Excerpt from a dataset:
========================================================================
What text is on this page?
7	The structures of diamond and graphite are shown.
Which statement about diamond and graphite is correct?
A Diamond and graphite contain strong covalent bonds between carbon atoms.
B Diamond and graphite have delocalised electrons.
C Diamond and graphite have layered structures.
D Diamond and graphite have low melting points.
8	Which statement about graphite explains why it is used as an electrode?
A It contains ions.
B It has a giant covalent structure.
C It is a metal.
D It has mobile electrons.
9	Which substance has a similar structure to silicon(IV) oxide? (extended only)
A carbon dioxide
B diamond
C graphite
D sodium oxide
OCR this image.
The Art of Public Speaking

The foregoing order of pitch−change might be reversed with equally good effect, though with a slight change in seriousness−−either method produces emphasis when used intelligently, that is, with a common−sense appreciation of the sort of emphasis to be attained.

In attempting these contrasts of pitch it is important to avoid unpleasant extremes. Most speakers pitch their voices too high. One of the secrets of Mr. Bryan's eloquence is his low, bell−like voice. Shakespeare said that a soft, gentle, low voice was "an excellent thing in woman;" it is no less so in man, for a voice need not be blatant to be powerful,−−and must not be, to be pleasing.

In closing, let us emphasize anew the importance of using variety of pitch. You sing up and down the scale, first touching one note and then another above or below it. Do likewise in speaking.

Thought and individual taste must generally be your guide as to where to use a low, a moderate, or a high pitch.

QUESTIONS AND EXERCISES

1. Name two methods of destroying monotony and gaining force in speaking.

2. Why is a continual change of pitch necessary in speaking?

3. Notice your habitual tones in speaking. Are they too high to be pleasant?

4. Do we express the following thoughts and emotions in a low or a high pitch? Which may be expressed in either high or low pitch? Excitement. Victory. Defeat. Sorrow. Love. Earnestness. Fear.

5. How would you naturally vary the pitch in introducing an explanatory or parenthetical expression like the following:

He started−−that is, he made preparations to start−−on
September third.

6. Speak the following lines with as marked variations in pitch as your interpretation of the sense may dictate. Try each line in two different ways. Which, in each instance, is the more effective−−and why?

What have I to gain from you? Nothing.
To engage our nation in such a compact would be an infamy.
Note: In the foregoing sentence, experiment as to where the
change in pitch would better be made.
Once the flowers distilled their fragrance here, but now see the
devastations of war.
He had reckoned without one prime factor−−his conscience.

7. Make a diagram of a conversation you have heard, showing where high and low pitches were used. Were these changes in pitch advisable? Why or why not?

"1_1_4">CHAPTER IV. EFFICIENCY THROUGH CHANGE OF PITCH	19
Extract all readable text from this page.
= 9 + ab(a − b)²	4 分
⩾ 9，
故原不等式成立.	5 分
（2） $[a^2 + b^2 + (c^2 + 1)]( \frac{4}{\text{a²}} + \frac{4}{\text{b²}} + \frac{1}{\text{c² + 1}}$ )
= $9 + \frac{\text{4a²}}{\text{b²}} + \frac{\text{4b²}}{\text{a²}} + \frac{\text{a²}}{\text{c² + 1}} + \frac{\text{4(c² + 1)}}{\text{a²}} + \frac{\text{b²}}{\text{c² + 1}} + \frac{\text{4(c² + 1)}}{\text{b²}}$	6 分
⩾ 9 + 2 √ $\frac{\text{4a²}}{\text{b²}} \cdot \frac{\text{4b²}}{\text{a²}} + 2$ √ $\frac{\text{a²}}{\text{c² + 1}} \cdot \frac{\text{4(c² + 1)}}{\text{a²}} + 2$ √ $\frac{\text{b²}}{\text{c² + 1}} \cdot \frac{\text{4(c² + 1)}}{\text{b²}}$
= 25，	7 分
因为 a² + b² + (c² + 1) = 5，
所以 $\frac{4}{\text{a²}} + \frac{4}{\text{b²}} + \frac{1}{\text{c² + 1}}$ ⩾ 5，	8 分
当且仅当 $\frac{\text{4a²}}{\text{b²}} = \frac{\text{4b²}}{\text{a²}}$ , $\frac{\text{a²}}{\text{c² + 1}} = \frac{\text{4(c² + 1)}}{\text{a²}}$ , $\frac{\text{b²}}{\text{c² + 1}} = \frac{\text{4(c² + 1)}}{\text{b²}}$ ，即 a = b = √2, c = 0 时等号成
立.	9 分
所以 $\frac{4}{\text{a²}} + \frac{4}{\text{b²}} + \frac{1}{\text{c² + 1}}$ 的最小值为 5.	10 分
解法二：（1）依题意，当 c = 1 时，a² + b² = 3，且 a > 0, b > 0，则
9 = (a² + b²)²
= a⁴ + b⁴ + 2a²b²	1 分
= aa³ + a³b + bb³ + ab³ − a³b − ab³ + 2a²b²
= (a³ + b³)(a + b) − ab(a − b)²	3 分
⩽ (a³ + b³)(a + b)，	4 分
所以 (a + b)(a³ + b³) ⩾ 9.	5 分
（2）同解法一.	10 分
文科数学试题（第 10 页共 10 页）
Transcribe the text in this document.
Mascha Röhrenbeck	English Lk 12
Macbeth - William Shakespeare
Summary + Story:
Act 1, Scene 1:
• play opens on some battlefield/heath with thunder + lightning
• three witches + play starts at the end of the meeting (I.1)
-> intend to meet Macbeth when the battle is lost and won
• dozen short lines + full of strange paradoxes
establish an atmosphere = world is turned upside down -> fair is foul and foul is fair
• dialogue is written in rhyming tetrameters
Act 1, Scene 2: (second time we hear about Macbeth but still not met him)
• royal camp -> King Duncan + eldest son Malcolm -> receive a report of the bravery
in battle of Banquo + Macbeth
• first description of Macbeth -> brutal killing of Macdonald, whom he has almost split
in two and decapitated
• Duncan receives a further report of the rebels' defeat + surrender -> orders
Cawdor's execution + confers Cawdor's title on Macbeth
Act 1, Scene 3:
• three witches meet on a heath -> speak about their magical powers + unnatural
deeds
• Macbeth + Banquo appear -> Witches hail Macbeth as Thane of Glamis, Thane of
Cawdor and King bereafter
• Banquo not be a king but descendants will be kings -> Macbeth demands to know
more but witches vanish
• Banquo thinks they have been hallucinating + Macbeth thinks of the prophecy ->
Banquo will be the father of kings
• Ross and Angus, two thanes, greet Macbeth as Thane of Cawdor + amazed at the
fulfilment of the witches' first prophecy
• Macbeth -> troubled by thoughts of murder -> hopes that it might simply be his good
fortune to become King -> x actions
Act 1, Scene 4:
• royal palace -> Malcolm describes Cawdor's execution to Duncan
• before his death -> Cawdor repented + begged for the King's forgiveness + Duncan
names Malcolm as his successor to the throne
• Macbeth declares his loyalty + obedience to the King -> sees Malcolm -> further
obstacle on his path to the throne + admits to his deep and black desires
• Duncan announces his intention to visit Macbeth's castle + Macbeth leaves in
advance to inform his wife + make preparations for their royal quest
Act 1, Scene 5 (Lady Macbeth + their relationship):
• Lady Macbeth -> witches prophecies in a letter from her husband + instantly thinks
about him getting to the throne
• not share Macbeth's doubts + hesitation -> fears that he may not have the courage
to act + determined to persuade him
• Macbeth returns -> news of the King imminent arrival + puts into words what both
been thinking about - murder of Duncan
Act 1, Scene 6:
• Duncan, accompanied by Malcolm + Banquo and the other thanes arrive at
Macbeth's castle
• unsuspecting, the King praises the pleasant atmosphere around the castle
========================================================================
# What you need to do:
Say how many lines in the entries contain the string "castle", and say nothing else.

# Task output:
3